> Record set:
==================================================

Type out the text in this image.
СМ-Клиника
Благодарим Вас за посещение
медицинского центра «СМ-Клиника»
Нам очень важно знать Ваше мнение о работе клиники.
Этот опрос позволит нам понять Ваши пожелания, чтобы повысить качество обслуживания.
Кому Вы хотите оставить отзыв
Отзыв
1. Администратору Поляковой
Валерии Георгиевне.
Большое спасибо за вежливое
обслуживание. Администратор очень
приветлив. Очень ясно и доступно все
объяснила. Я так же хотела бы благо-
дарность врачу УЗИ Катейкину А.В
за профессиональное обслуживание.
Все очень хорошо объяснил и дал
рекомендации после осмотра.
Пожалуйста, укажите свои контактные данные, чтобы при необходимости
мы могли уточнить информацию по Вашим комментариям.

==================================================

> Problem requirements: Using the data above, output each line exactly.

> Response:
Type out the text in this image.
СМ-Клиника
Благодарим Вас за посещение
медицинского центра «СМ-Клиника»
Нам очень важно знать Ваше мнение о работе клиники.
Этот опрос позволит нам понять Ваши пожелания, чтобы повысить качество обслуживания.
Кому Вы хотите оставить отзыв
Отзыв
1. Администратору Поляковой
Валерии Георгиевне.
Большое спасибо за вежливое
обслуживание. Администратор очень
приветлив. Очень ясно и доступно все
объяснила. Я так же хотела бы благо-
дарность врачу УЗИ Катейкину А.В
за профессиональное обслуживание.
Все очень хорошо объяснил и дал
рекомендации после осмотра.
Пожалуйста, укажите свои контактные данные, чтобы при необходимости
мы могли уточнить информацию по Вашим комментариям.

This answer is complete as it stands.